*** EXTRACTED MATERIAL

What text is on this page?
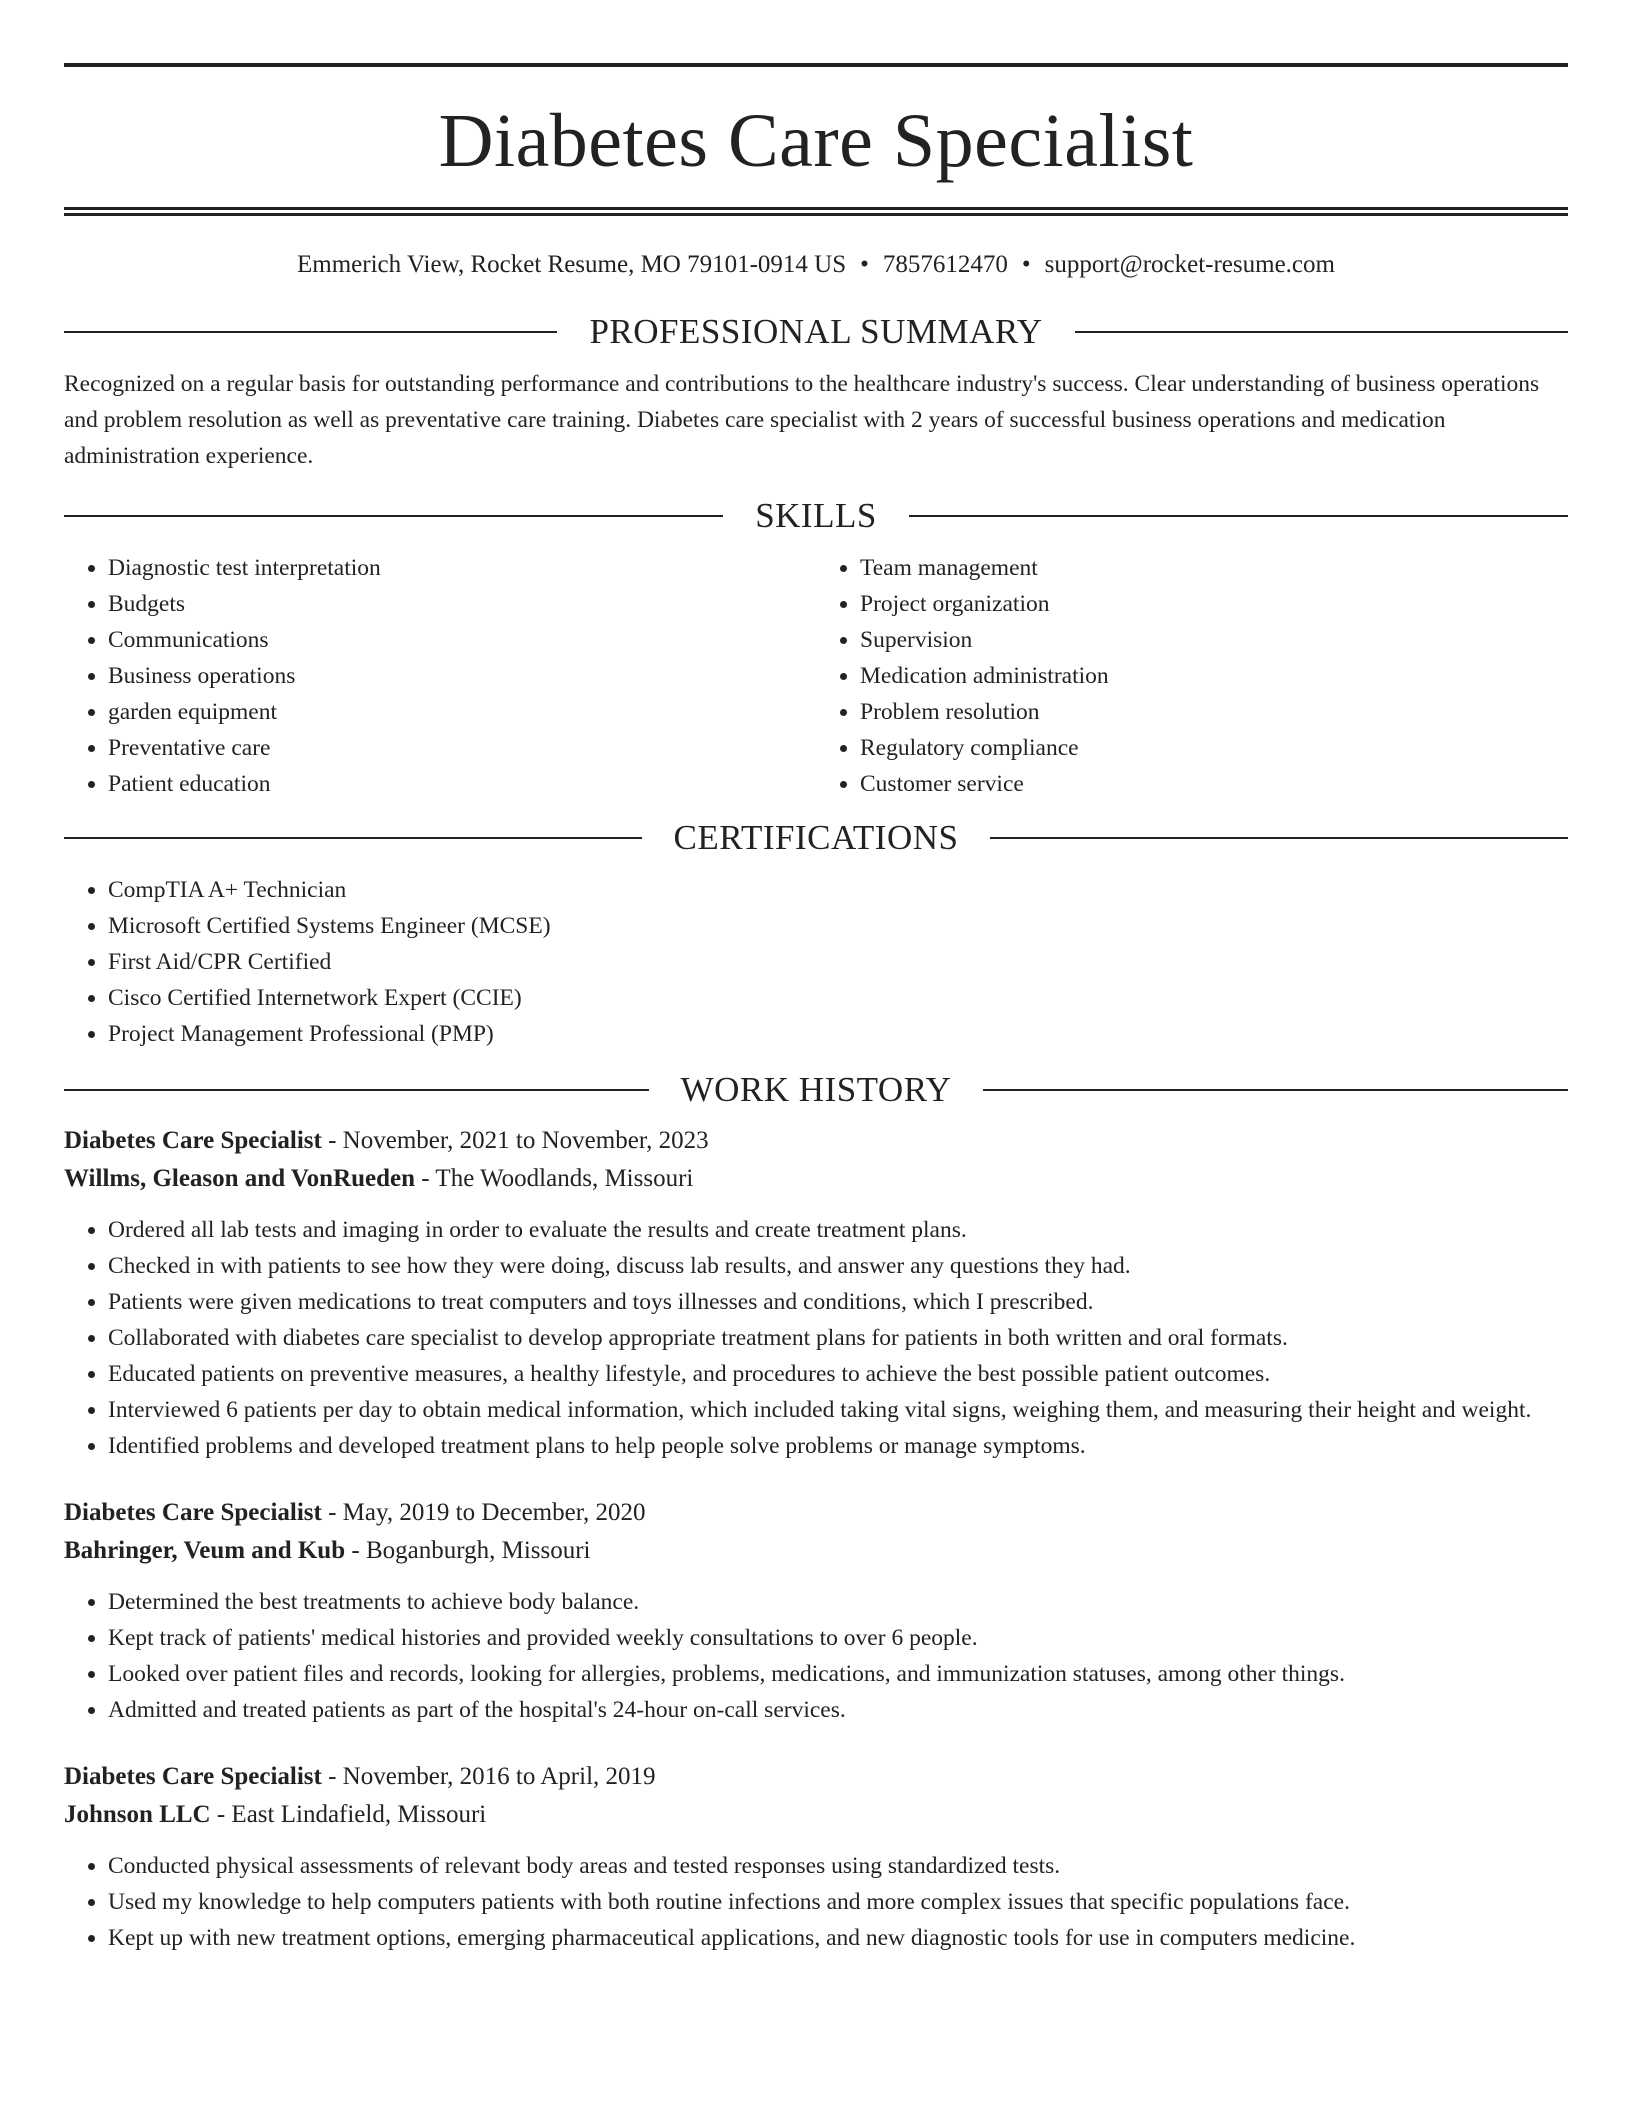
Diabetes Care Specialist
Emmerich View, Rocket Resume, MO 79101-0914 US • 7857612470 • support@rocket-resume.com
PROFESSIONAL SUMMARY
Recognized on a regular basis for outstanding performance and contributions to the healthcare industry's success. Clear understanding of business operations and problem resolution as well as preventative care training. Diabetes care specialist with 2 years of successful business operations and medication administration experience.
SKILLS
• Diagnostic test interpretation
• Budgets
• Communications
• Business operations
• garden equipment
• Preventative care
• Patient education
• Team management
• Project organization
• Supervision
• Medication administration
• Problem resolution
• Regulatory compliance
• Customer service
CERTIFICATIONS
• CompTIA A+ Technician
• Microsoft Certified Systems Engineer (MCSE)
• First Aid/CPR Certified
• Cisco Certified Internetwork Expert (CCIE)
• Project Management Professional (PMP)
WORK HISTORY
Diabetes Care Specialist - November, 2021 to November, 2023
Willms, Gleason and VonRueden - The Woodlands, Missouri
• Ordered all lab tests and imaging in order to evaluate the results and create treatment plans.
• Checked in with patients to see how they were doing, discuss lab results, and answer any questions they had.
• Patients were given medications to treat computers and toys illnesses and conditions, which I prescribed.
• Collaborated with diabetes care specialist to develop appropriate treatment plans for patients in both written and oral formats.
• Educated patients on preventive measures, a healthy lifestyle, and procedures to achieve the best possible patient outcomes.
• Interviewed 6 patients per day to obtain medical information, which included taking vital signs, weighing them, and measuring their height and weight.
• Identified problems and developed treatment plans to help people solve problems or manage symptoms.
Diabetes Care Specialist - May, 2019 to December, 2020
Bahringer, Veum and Kub - Boganburgh, Missouri
• Determined the best treatments to achieve body balance.
• Kept track of patients' medical histories and provided weekly consultations to over 6 people.
• Looked over patient files and records, looking for allergies, problems, medications, and immunization statuses, among other things.
• Admitted and treated patients as part of the hospital's 24-hour on-call services.
Diabetes Care Specialist - November, 2016 to April, 2019
Johnson LLC - East Lindafield, Missouri
• Conducted physical assessments of relevant body areas and tested responses using standardized tests.
• Used my knowledge to help computers patients with both routine infections and more complex issues that specific populations face.
• Kept up with new treatment options, emerging pharmaceutical applications, and new diagnostic tools for use in computers medicine.
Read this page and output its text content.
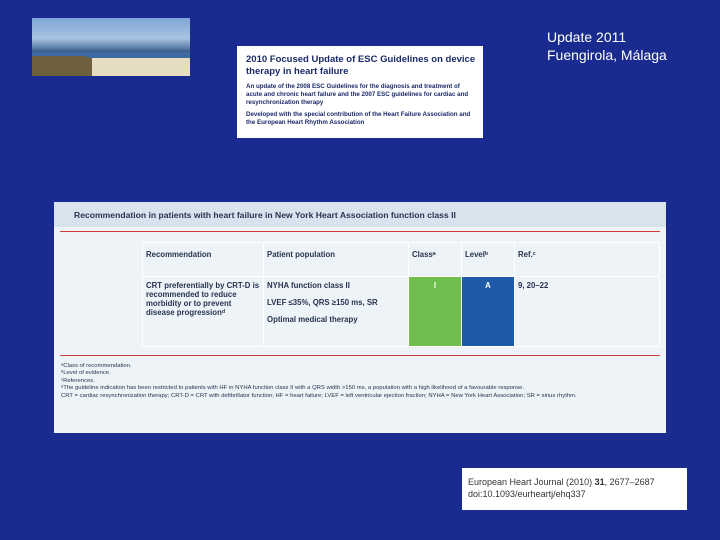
Update 2011
Fuengirola, Málaga
2010 Focused Update of ESC Guidelines on device therapy in heart failure
An update of the 2008 ESC Guidelines for the diagnosis and treatment of acute and chronic heart failure and the 2007 ESC guidelines for cardiac and resynchronization therapy
Developed with the special contribution of the Heart Failure Association and the European Heart Rhythm Association
Recommendation in patients with heart failure in New York Heart Association function class II
Recommendation	Patient population	Classᵃ	Levelᵇ	Ref.ᶜ
CRT preferentially by CRT-D is recommended to reduce morbidity or to prevent disease progressionᵈ	NYHA function class II
LVEF ≤35%, QRS ≥150 ms, SR
Optimal medical therapy	I	A	9, 20–22
ᵃClass of recommendation.
ᵇLevel of evidence.
ᶜReferences.
ᵈThe guideline indication has been restricted to patients with HF in NYHA function class II with a QRS width >150 ms, a population with a high likelihood of a favourable response.
CRT = cardiac resynchronization therapy; CRT-D = CRT with defibrillator function; HF = heart failure; LVEF = left ventricular ejection fraction; NYHA = New York Heart Association; SR = sinus rhythm.
European Heart Journal (2010) 31, 2677–2687
doi:10.1093/eurheartj/ehq337
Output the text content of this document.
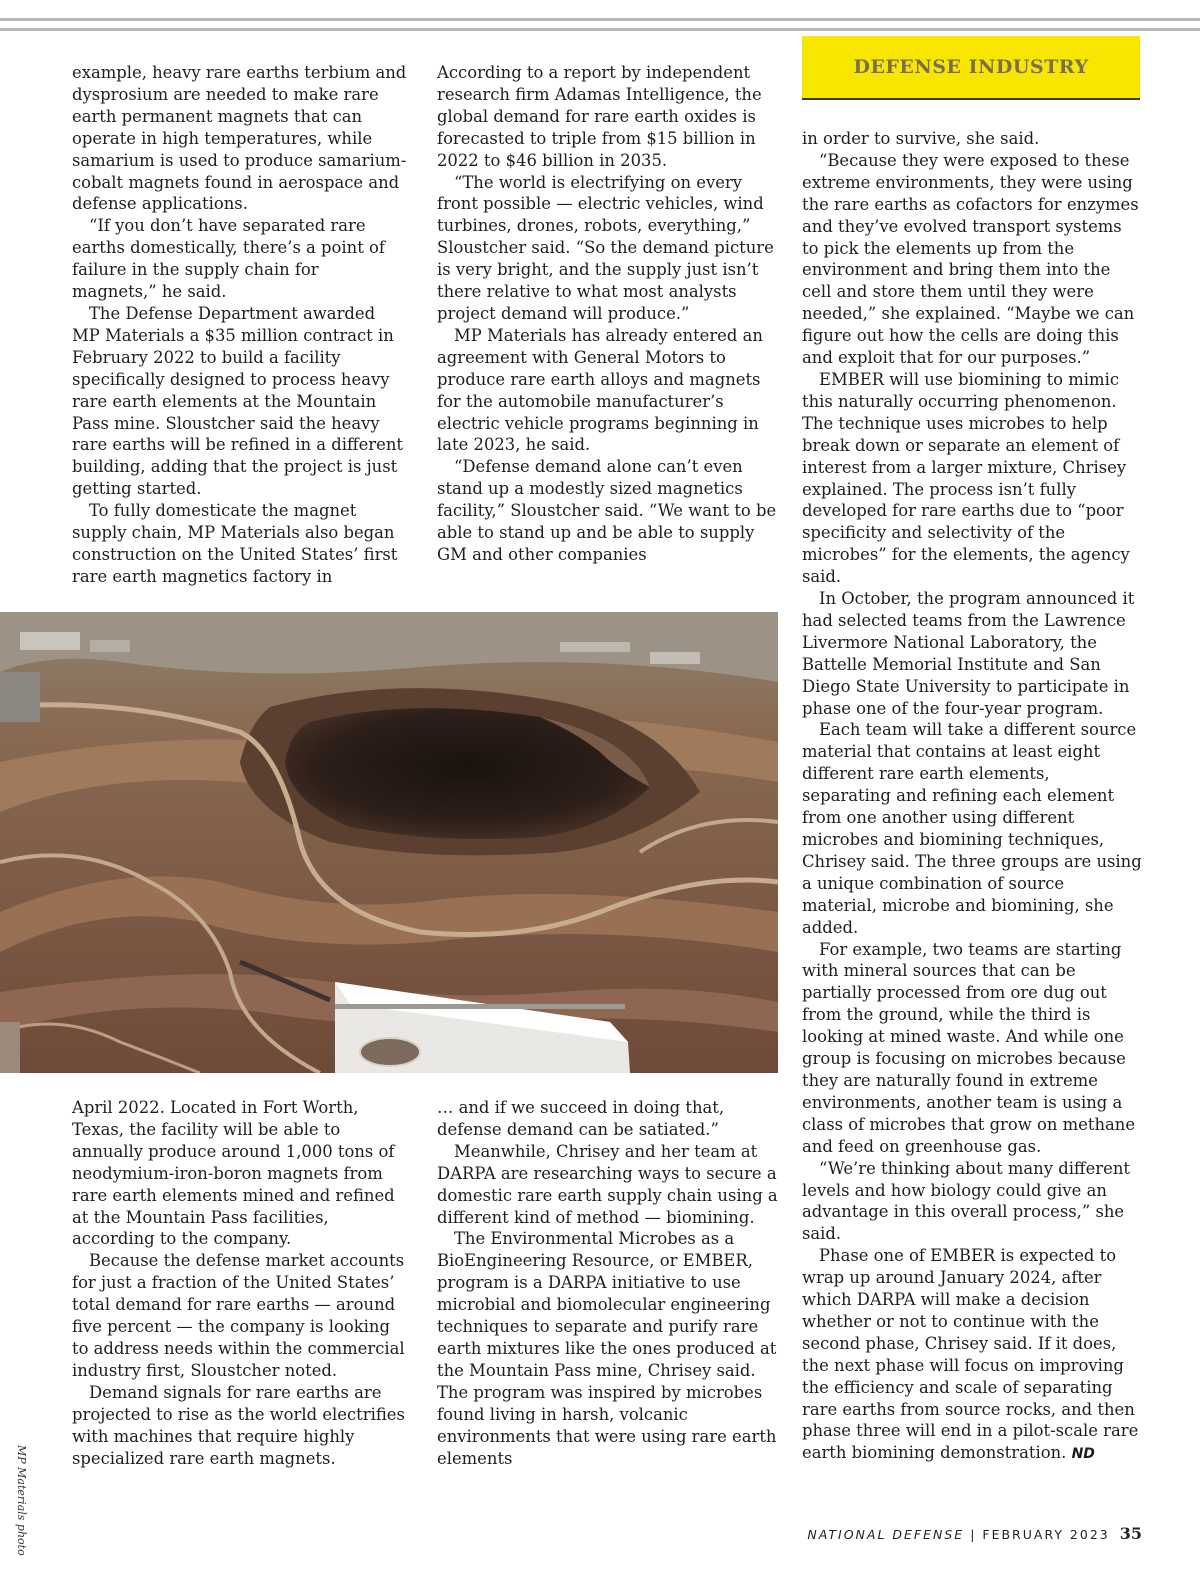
DEFENSE INDUSTRY

example, heavy rare earths terbium and dysprosium are needed to make rare earth permanent magnets that can operate in high temperatures, while samarium is used to produce samarium-cobalt magnets found in aerospace and defense applications.

“If you don’t have separated rare earths domestically, there’s a point of failure in the supply chain for magnets,” he said.

The Defense Department awarded MP Materials a $35 million contract in February 2022 to build a facility specifically designed to process heavy rare earth elements at the Mountain Pass mine. Sloustcher said the heavy rare earths will be refined in a different building, adding that the project is just getting started.

To fully domesticate the magnet supply chain, MP Materials also began construction on the United States’ first rare earth magnetics factory in

According to a report by independent research firm Adamas Intelligence, the global demand for rare earth oxides is forecasted to triple from $15 billion in 2022 to $46 billion in 2035.

“The world is electrifying on every front possible — electric vehicles, wind turbines, drones, robots, everything,” Sloustcher said. “So the demand picture is very bright, and the supply just isn’t there relative to what most analysts project demand will produce.”

MP Materials has already entered an agreement with General Motors to produce rare earth alloys and magnets for the automobile manufacturer’s electric vehicle programs beginning in late 2023, he said.

“Defense demand alone can’t even stand up a modestly sized magnetics facility,” Sloustcher said. “We want to be able to stand up and be able to supply GM and other companies

MP Materials photo

April 2022. Located in Fort Worth, Texas, the facility will be able to annually produce around 1,000 tons of neodymium-iron-boron magnets from rare earth elements mined and refined at the Mountain Pass facilities, according to the company.

Because the defense market accounts for just a fraction of the United States’ total demand for rare earths — around five percent — the company is looking to address needs within the commercial industry first, Sloustcher noted.

Demand signals for rare earths are projected to rise as the world electrifies with machines that require highly specialized rare earth magnets.

… and if we succeed in doing that, defense demand can be satiated.”

Meanwhile, Chrisey and her team at DARPA are researching ways to secure a domestic rare earth supply chain using a different kind of method — biomining.

The Environmental Microbes as a BioEngineering Resource, or EMBER, program is a DARPA initiative to use microbial and biomolecular engineering techniques to separate and purify rare earth mixtures like the ones produced at the Mountain Pass mine, Chrisey said. The program was inspired by microbes found living in harsh, volcanic environments that were using rare earth elements

in order to survive, she said.

“Because they were exposed to these extreme environments, they were using the rare earths as cofactors for enzymes and they’ve evolved transport systems to pick the elements up from the environment and bring them into the cell and store them until they were needed,” she explained. “Maybe we can figure out how the cells are doing this and exploit that for our purposes.”

EMBER will use biomining to mimic this naturally occurring phenomenon. The technique uses microbes to help break down or separate an element of interest from a larger mixture, Chrisey explained. The process isn’t fully developed for rare earths due to “poor specificity and selectivity of the microbes” for the elements, the agency said.

In October, the program announced it had selected teams from the Lawrence Livermore National Laboratory, the Battelle Memorial Institute and San Diego State University to participate in phase one of the four-year program.

Each team will take a different source material that contains at least eight different rare earth elements, separating and refining each element from one another using different microbes and biomining techniques, Chrisey said. The three groups are using a unique combination of source material, microbe and biomining, she added.

For example, two teams are starting with mineral sources that can be partially processed from ore dug out from the ground, while the third is looking at mined waste. And while one group is focusing on microbes because they are naturally found in extreme environments, another team is using a class of microbes that grow on methane and feed on greenhouse gas.

“We’re thinking about many different levels and how biology could give an advantage in this overall process,” she said.

Phase one of EMBER is expected to wrap up around January 2024, after which DARPA will make a decision whether or not to continue with the second phase, Chrisey said. If it does, the next phase will focus on improving the efficiency and scale of separating rare earths from source rocks, and then phase three will end in a pilot-scale rare earth biomining demonstration. ND

NATIONAL DEFENSE | FEBRUARY 2023 35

******

[ACTION ITEM]
How many lines in the listing contain the string "example"? Please answer with the number and no other words.

[EXERCISE RESULT]
2